[Problem details]
Each line containing the word "that" must be reported.

[Items]
* BEGIN *
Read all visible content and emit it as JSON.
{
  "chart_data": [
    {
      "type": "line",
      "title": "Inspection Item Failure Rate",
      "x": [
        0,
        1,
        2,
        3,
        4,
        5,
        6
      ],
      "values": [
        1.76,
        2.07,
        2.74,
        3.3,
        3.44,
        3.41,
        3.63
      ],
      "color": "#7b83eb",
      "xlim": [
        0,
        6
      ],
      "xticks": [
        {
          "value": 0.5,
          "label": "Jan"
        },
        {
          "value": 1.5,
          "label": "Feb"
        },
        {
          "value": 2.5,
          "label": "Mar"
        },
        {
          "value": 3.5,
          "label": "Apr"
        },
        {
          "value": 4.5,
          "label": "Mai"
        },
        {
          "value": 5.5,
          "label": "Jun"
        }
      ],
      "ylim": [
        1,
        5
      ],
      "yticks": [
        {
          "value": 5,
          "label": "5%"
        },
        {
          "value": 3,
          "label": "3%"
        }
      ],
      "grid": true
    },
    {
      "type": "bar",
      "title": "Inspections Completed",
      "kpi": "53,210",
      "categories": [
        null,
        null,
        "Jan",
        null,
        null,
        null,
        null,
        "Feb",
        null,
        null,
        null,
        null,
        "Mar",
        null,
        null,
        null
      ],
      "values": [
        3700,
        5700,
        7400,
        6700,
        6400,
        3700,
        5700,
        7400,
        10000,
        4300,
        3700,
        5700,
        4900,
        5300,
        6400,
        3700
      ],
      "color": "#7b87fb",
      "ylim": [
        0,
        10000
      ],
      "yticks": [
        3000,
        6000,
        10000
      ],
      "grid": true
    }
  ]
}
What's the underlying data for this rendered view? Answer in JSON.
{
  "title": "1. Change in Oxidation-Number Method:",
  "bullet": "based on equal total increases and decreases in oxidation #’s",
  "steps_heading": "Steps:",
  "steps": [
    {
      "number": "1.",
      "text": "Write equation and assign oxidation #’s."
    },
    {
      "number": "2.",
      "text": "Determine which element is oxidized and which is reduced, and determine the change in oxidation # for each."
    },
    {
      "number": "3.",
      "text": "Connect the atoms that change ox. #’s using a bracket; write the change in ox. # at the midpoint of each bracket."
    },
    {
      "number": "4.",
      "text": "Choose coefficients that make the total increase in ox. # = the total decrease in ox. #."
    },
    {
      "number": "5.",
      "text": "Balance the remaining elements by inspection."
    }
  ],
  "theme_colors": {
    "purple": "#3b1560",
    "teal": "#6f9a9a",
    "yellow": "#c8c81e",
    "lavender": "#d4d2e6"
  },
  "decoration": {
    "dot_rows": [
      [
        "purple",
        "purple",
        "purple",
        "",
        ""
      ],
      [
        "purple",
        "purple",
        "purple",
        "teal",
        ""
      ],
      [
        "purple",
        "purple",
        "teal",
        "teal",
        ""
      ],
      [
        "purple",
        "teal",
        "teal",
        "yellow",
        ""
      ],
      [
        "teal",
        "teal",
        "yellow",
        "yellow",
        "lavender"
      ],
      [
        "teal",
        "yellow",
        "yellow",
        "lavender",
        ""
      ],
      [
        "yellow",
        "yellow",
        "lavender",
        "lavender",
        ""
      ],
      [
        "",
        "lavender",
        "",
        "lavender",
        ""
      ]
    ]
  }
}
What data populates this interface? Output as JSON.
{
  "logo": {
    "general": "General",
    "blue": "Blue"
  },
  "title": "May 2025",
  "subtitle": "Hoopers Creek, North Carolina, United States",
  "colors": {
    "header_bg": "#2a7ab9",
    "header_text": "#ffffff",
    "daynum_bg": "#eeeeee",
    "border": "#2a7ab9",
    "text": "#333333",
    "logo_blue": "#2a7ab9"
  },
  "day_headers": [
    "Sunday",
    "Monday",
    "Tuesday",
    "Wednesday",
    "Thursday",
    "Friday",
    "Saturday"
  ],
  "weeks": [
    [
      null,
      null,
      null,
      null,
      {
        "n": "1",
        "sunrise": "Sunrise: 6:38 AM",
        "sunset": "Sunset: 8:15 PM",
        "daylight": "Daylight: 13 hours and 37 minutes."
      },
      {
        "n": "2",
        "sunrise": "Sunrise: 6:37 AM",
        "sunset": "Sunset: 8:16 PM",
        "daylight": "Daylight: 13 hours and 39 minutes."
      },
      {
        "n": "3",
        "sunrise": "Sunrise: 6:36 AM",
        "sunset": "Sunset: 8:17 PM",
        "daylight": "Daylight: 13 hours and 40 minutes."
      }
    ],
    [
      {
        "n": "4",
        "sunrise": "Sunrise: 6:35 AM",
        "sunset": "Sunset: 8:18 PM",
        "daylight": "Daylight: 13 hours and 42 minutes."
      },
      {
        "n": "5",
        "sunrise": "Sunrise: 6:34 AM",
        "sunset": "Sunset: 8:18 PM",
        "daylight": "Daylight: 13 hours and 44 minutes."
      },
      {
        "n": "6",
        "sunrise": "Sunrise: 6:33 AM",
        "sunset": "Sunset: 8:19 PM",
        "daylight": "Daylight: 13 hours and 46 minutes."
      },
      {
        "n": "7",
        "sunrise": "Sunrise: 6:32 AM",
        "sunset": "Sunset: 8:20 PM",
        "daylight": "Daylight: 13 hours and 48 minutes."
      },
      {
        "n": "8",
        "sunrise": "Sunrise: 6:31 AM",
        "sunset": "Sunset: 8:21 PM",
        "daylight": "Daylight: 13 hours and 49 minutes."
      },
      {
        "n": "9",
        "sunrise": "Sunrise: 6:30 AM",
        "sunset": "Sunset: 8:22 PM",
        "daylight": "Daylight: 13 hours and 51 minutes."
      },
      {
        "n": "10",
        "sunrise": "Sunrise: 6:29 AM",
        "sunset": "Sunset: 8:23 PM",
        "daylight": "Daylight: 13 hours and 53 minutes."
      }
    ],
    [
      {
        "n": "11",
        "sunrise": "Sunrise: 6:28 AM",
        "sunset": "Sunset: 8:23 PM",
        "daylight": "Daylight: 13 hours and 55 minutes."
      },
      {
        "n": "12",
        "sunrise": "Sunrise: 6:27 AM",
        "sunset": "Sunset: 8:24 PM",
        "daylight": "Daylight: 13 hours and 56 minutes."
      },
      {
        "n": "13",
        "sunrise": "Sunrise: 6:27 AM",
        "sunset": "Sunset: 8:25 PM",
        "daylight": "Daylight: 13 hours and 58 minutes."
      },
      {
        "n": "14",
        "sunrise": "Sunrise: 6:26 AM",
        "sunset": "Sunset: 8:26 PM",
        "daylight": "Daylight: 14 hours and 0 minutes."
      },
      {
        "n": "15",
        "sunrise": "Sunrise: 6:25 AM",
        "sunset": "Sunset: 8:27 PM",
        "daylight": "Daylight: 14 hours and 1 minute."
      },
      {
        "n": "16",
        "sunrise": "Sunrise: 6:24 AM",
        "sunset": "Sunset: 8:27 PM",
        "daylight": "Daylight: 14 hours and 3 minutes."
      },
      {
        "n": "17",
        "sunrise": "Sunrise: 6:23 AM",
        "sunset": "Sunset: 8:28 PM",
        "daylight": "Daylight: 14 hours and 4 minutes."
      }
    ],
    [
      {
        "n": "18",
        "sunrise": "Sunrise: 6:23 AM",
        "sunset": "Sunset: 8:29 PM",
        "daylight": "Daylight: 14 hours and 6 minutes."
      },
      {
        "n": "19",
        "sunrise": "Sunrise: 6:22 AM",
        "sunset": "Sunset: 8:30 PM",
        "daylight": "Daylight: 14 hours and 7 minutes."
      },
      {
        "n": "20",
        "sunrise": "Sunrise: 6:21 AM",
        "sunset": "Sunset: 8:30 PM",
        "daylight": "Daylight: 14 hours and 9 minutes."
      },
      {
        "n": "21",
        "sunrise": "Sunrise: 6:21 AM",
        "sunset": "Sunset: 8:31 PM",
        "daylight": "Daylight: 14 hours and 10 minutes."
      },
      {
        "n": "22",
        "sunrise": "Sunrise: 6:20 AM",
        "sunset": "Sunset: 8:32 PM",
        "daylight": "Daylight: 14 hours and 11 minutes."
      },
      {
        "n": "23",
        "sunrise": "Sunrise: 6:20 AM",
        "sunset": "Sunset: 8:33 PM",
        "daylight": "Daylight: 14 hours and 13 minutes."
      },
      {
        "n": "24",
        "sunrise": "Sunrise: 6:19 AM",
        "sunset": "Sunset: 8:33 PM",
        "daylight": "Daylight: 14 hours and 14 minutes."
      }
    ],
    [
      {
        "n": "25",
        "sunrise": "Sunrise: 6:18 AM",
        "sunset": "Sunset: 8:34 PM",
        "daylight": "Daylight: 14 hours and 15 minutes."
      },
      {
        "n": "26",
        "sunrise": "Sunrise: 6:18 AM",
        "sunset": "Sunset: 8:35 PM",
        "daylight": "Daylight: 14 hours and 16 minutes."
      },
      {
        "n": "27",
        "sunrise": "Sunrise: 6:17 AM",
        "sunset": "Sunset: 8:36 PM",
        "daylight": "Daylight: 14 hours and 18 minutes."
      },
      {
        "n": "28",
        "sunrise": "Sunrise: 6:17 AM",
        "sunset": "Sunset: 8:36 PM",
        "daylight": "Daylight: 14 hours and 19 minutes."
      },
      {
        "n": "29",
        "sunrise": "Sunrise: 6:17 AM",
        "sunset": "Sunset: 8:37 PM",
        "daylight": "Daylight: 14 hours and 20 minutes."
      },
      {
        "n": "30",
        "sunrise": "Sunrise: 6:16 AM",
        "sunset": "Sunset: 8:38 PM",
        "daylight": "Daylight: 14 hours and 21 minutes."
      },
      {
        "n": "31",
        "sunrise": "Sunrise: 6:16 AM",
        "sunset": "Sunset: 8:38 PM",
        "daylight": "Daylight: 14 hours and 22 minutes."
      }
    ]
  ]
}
* END *
[Solution to this exercise]
      "text": "Connect the atoms that change ox. #’s using a bracket; write the change in ox. # at the midpoint of each bracket."
      "text": "Choose coefficients that make the total increase in ox. # = the total decrease in ox. #."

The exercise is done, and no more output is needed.